--- Task ---
Give back the full material, exactly as it reads.

Excerpts from a figure dataset:
◇ ◇ ◇ ◇

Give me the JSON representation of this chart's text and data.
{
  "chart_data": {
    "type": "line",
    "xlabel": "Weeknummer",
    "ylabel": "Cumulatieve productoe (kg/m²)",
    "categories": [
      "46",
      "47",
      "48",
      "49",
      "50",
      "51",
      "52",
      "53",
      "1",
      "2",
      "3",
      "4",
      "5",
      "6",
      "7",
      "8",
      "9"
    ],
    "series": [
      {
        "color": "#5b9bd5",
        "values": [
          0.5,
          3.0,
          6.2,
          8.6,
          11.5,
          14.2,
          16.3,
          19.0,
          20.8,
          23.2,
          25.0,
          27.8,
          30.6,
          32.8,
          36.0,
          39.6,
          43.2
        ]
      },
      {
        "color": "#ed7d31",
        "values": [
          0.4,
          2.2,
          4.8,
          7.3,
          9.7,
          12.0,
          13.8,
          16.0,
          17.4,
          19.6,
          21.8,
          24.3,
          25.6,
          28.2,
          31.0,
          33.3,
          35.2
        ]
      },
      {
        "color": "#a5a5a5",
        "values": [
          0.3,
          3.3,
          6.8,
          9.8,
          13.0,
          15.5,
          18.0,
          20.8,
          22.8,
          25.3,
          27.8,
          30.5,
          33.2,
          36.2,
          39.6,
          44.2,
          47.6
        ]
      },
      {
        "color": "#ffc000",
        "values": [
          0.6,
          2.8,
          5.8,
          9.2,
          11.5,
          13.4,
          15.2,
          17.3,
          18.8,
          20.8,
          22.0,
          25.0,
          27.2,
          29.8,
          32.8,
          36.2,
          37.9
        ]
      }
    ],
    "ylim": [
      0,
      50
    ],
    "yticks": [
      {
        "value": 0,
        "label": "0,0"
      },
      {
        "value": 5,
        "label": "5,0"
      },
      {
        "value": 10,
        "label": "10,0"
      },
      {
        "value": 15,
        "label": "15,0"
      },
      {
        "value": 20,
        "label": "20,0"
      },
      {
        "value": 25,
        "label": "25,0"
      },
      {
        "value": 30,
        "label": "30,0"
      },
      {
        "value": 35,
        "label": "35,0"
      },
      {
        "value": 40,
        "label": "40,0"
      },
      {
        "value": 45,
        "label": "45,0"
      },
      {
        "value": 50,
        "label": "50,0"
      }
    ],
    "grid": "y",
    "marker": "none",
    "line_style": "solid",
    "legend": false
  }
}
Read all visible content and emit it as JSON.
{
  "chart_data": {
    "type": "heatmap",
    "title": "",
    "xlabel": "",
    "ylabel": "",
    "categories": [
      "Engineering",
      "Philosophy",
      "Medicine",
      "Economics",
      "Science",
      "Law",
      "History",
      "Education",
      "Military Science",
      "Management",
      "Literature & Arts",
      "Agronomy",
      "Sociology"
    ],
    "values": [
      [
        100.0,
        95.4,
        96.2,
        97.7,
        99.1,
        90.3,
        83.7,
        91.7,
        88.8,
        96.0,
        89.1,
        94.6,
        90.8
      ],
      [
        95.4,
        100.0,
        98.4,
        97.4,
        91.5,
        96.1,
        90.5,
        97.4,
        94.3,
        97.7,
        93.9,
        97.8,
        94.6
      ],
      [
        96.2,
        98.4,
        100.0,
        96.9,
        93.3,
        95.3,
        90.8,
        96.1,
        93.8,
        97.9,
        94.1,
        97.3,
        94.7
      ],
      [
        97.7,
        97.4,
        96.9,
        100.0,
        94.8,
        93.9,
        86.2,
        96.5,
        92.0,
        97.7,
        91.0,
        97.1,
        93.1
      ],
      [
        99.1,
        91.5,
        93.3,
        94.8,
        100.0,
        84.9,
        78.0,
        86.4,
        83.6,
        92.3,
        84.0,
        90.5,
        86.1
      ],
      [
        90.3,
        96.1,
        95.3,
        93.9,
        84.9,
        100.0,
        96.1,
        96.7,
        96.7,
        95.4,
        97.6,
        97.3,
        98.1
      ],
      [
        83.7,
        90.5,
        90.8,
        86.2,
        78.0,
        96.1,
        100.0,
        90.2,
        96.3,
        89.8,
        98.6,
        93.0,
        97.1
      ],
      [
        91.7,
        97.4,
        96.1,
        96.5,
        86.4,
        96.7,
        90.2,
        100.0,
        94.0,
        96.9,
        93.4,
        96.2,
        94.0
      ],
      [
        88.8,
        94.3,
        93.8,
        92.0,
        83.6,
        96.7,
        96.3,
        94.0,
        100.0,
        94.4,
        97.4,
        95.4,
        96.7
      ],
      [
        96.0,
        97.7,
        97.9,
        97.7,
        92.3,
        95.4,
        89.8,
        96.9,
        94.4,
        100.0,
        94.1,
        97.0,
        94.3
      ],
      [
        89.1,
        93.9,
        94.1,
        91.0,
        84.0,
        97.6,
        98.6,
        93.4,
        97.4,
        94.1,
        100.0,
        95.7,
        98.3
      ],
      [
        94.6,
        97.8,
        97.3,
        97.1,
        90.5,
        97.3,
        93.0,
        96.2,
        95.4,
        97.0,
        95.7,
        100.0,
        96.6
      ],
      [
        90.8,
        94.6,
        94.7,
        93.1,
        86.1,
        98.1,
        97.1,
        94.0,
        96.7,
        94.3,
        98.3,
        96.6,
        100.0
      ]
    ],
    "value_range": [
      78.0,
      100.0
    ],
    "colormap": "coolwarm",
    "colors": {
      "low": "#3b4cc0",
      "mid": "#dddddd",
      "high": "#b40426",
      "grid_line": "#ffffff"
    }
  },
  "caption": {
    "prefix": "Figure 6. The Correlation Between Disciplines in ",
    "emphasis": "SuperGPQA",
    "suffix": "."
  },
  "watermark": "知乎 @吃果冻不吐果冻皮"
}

◇ ◇ ◇ ◇

--- Result of the task ---
Give me the JSON representation of this chart's text and data.
{
  "chart_data": {
    "type": "line",
    "xlabel": "Weeknummer",
    "ylabel": "Cumulatieve productoe (kg/m²)",
    "categories": [
      "46",
      "47",
      "48",
      "49",
      "50",
      "51",
      "52",
      "53",
      "1",
      "2",
      "3",
      "4",
      "5",
      "6",
      "7",
      "8",
      "9"
    ],
    "series": [
      {
        "color": "#5b9bd5",
        "values": [
          0.5,
          3.0,
          6.2,
          8.6,
          11.5,
          14.2,
          16.3,
          19.0,
          20.8,
          23.2,
          25.0,
          27.8,
          30.6,
          32.8,
          36.0,
          39.6,
          43.2
        ]
      },
      {
        "color": "#ed7d31",
        "values": [
          0.4,
          2.2,
          4.8,
          7.3,
          9.7,
          12.0,
          13.8,
          16.0,
          17.4,
          19.6,
          21.8,
          24.3,
          25.6,
          28.2,
          31.0,
          33.3,
          35.2
        ]
      },
      {
        "color": "#a5a5a5",
        "values": [
          0.3,
          3.3,
          6.8,
          9.8,
          13.0,
          15.5,
          18.0,
          20.8,
          22.8,
          25.3,
          27.8,
          30.5,
          33.2,
          36.2,
          39.6,
          44.2,
          47.6
        ]
      },
      {
        "color": "#ffc000",
        "values": [
          0.6,
          2.8,
          5.8,
          9.2,
          11.5,
          13.4,
          15.2,
          17.3,
          18.8,
          20.8,
          22.0,
          25.0,
          27.2,
          29.8,
          32.8,
          36.2,
          37.9
        ]
      }
    ],
    "ylim": [
      0,
      50
    ],
    "yticks": [
      {
        "value": 0,
        "label": "0,0"
      },
      {
        "value": 5,
        "label": "5,0"
      },
      {
        "value": 10,
        "label": "10,0"
      },
      {
        "value": 15,
        "label": "15,0"
      },
      {
        "value": 20,
        "label": "20,0"
      },
      {
        "value": 25,
        "label": "25,0"
      },
      {
        "value": 30,
        "label": "30,0"
      },
      {
        "value": 35,
        "label": "35,0"
      },
      {
        "value": 40,
        "label": "40,0"
      },
      {
        "value": 45,
        "label": "45,0"
      },
      {
        "value": 50,
        "label": "50,0"
      }
    ],
    "grid": "y",
    "marker": "none",
    "line_style": "solid",
    "legend": false
  }
}
Read all visible content and emit it as JSON.
{
  "chart_data": {
    "type": "heatmap",
    "title": "",
    "xlabel": "",
    "ylabel": "",
    "categories": [
      "Engineering",
      "Philosophy",
      "Medicine",
      "Economics",
      "Science",
      "Law",
      "History",
      "Education",
      "Military Science",
      "Management",
      "Literature & Arts",
      "Agronomy",
      "Sociology"
    ],
    "values": [
      [
        100.0,
        95.4,
        96.2,
        97.7,
        99.1,
        90.3,
        83.7,
        91.7,
        88.8,
        96.0,
        89.1,
        94.6,
        90.8
      ],
      [
        95.4,
        100.0,
        98.4,
        97.4,
        91.5,
        96.1,
        90.5,
        97.4,
        94.3,
        97.7,
        93.9,
        97.8,
        94.6
      ],
      [
        96.2,
        98.4,
        100.0,
        96.9,
        93.3,
        95.3,
        90.8,
        96.1,
        93.8,
        97.9,
        94.1,
        97.3,
        94.7
      ],
      [
        97.7,
        97.4,
        96.9,
        100.0,
        94.8,
        93.9,
        86.2,
        96.5,
        92.0,
        97.7,
        91.0,
        97.1,
        93.1
      ],
      [
        99.1,
        91.5,
        93.3,
        94.8,
        100.0,
        84.9,
        78.0,
        86.4,
        83.6,
        92.3,
        84.0,
        90.5,
        86.1
      ],
      [
        90.3,
        96.1,
        95.3,
        93.9,
        84.9,
        100.0,
        96.1,
        96.7,
        96.7,
        95.4,
        97.6,
        97.3,
        98.1
      ],
      [
        83.7,
        90.5,
        90.8,
        86.2,
        78.0,
        96.1,
        100.0,
        90.2,
        96.3,
        89.8,
        98.6,
        93.0,
        97.1
      ],
      [
        91.7,
        97.4,
        96.1,
        96.5,
        86.4,
        96.7,
        90.2,
        100.0,
        94.0,
        96.9,
        93.4,
        96.2,
        94.0
      ],
      [
        88.8,
        94.3,
        93.8,
        92.0,
        83.6,
        96.7,
        96.3,
        94.0,
        100.0,
        94.4,
        97.4,
        95.4,
        96.7
      ],
      [
        96.0,
        97.7,
        97.9,
        97.7,
        92.3,
        95.4,
        89.8,
        96.9,
        94.4,
        100.0,
        94.1,
        97.0,
        94.3
      ],
      [
        89.1,
        93.9,
        94.1,
        91.0,
        84.0,
        97.6,
        98.6,
        93.4,
        97.4,
        94.1,
        100.0,
        95.7,
        98.3
      ],
      [
        94.6,
        97.8,
        97.3,
        97.1,
        90.5,
        97.3,
        93.0,
        96.2,
        95.4,
        97.0,
        95.7,
        100.0,
        96.6
      ],
      [
        90.8,
        94.6,
        94.7,
        93.1,
        86.1,
        98.1,
        97.1,
        94.0,
        96.7,
        94.3,
        98.3,
        96.6,
        100.0
      ]
    ],
    "value_range": [
      78.0,
      100.0
    ],
    "colormap": "coolwarm",
    "colors": {
      "low": "#3b4cc0",
      "mid": "#dddddd",
      "high": "#b40426",
      "grid_line": "#ffffff"
    }
  },
  "caption": {
    "prefix": "Figure 6. The Correlation Between Disciplines in ",
    "emphasis": "SuperGPQA",
    "suffix": "."
  },
  "watermark": "知乎 @吃果冻不吐果冻皮"
}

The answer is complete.